• **Problem description**:
How many lines of these records hold the string "this"? Reply with the number alone.

**** Data listing

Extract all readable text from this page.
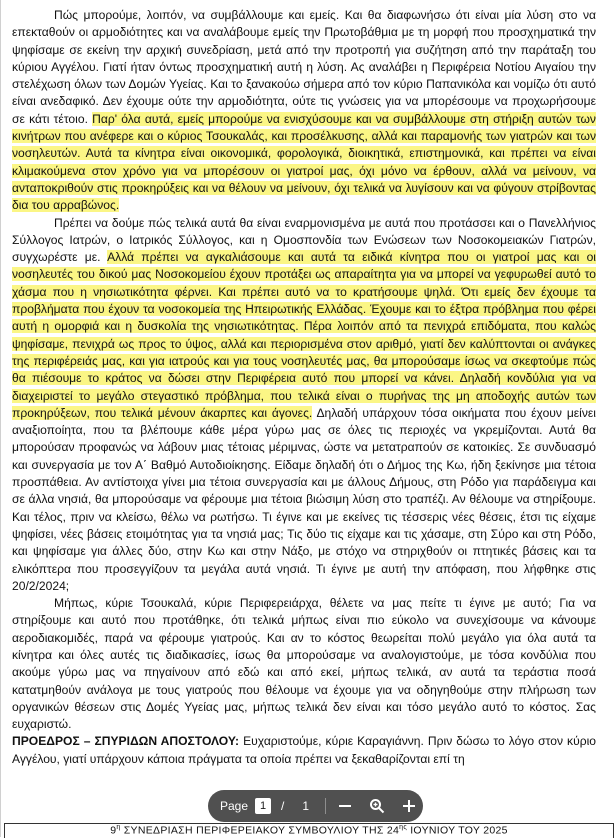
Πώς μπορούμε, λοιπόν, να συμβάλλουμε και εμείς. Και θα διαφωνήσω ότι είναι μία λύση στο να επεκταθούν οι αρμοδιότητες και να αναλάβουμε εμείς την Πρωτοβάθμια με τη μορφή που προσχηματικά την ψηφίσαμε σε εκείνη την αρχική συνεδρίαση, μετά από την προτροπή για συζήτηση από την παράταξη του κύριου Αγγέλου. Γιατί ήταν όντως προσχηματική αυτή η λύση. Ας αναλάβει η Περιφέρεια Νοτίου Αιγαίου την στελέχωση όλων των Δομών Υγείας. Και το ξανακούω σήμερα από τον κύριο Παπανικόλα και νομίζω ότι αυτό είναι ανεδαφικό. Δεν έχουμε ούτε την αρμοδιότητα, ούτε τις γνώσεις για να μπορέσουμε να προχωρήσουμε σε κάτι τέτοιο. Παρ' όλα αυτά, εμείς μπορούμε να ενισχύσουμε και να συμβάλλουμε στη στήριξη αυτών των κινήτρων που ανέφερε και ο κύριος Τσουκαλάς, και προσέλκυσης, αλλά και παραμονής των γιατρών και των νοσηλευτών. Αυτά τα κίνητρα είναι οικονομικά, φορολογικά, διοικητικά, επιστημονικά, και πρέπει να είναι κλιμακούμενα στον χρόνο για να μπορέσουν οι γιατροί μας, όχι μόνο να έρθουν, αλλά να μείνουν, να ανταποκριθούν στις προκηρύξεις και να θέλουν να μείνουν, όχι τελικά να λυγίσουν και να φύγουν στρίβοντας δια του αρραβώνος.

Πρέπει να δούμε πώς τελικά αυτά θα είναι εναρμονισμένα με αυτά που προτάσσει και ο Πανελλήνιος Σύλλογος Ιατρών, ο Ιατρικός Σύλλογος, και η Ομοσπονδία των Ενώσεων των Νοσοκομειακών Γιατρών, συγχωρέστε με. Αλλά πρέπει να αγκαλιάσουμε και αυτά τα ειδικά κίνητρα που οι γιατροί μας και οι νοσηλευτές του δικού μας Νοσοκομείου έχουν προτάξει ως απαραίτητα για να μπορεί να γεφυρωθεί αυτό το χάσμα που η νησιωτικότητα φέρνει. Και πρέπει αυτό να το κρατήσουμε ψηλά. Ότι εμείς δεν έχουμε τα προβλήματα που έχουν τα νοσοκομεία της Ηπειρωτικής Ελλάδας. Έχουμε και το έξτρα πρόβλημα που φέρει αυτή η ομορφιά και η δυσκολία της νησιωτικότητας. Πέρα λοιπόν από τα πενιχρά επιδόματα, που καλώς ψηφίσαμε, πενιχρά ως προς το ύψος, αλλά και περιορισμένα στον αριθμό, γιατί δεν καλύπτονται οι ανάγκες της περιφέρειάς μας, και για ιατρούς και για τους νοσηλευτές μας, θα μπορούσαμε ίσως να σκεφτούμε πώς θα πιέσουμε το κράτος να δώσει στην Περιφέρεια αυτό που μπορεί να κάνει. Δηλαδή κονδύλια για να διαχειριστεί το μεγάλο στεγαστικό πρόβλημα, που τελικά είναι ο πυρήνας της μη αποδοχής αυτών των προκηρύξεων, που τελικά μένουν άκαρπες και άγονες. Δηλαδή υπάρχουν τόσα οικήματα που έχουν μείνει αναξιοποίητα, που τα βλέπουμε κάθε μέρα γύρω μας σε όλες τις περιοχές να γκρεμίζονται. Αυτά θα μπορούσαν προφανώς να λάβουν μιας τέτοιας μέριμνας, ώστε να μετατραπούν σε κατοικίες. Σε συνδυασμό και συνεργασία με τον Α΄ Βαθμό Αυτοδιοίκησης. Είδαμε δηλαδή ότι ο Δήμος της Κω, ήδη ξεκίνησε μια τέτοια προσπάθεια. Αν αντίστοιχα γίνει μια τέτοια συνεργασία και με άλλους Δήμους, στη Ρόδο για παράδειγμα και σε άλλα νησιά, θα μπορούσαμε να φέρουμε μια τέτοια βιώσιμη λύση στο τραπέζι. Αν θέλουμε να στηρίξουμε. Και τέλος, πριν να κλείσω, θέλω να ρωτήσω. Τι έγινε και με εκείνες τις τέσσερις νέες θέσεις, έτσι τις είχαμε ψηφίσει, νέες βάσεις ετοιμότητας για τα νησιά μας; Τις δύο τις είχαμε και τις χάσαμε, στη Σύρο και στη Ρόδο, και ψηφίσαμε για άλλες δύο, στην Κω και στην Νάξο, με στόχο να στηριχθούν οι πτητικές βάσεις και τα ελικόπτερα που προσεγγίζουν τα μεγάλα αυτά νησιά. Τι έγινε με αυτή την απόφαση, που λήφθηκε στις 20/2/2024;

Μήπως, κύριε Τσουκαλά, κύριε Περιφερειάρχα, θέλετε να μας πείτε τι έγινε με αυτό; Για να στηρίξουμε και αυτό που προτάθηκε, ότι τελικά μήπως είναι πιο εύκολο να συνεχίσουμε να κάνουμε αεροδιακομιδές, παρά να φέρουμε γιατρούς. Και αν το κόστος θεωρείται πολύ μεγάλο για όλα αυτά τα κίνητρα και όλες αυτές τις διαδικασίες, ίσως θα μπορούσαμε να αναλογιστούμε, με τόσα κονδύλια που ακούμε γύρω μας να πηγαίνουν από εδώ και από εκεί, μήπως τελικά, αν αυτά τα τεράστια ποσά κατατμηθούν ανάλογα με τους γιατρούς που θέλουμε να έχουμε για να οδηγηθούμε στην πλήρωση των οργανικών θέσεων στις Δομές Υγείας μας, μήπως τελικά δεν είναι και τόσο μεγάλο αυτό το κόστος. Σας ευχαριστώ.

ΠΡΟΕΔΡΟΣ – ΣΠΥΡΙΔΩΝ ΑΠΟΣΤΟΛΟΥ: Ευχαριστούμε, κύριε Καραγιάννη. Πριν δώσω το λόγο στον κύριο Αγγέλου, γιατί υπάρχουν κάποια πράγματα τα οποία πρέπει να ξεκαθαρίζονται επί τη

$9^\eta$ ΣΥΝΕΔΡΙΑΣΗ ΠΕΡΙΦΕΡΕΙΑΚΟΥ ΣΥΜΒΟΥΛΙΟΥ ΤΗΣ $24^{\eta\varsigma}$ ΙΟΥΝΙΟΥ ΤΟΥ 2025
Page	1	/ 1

********
**** Data listing

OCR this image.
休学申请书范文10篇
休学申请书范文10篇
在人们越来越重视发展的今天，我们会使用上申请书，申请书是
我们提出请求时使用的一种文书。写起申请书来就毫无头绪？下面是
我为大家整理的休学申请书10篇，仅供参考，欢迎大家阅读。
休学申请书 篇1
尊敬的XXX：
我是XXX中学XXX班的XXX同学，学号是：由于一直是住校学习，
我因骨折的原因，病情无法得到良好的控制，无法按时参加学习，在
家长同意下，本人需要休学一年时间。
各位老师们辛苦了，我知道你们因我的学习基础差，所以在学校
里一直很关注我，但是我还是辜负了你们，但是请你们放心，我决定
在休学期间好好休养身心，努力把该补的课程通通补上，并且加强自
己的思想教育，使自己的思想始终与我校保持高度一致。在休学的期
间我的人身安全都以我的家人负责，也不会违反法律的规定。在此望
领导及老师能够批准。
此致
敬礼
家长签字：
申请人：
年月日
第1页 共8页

********
**** Data listing

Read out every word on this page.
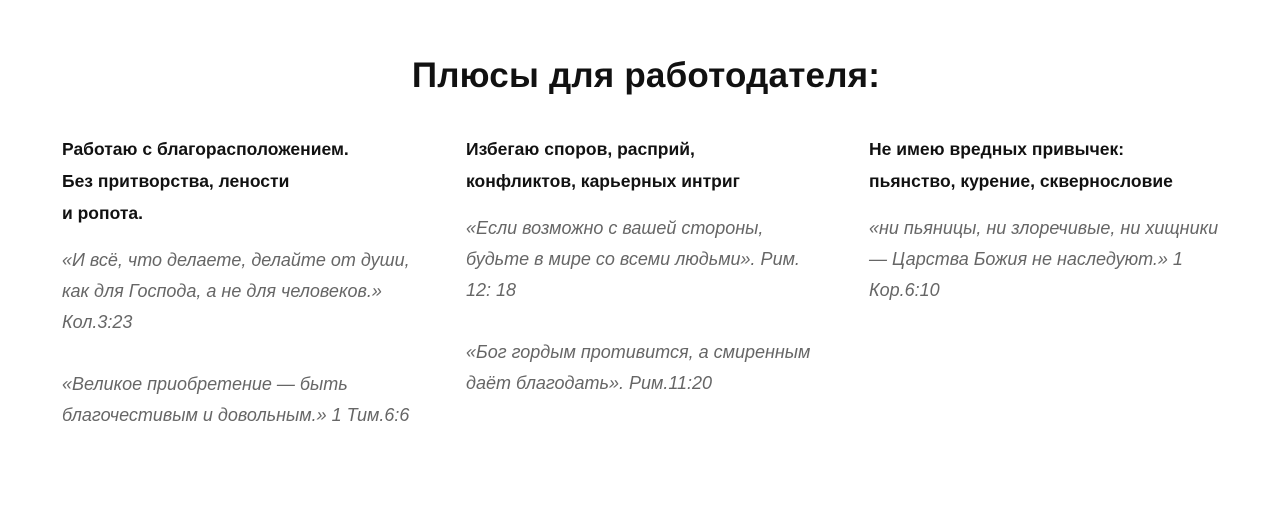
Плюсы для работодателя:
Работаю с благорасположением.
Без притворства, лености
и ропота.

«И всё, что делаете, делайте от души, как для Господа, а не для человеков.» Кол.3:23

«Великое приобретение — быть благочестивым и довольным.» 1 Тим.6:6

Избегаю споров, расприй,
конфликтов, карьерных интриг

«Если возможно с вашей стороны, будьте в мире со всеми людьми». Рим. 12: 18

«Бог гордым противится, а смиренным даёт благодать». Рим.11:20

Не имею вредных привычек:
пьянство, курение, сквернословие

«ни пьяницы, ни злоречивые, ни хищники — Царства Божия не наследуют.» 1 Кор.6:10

********

• **Task output**:
3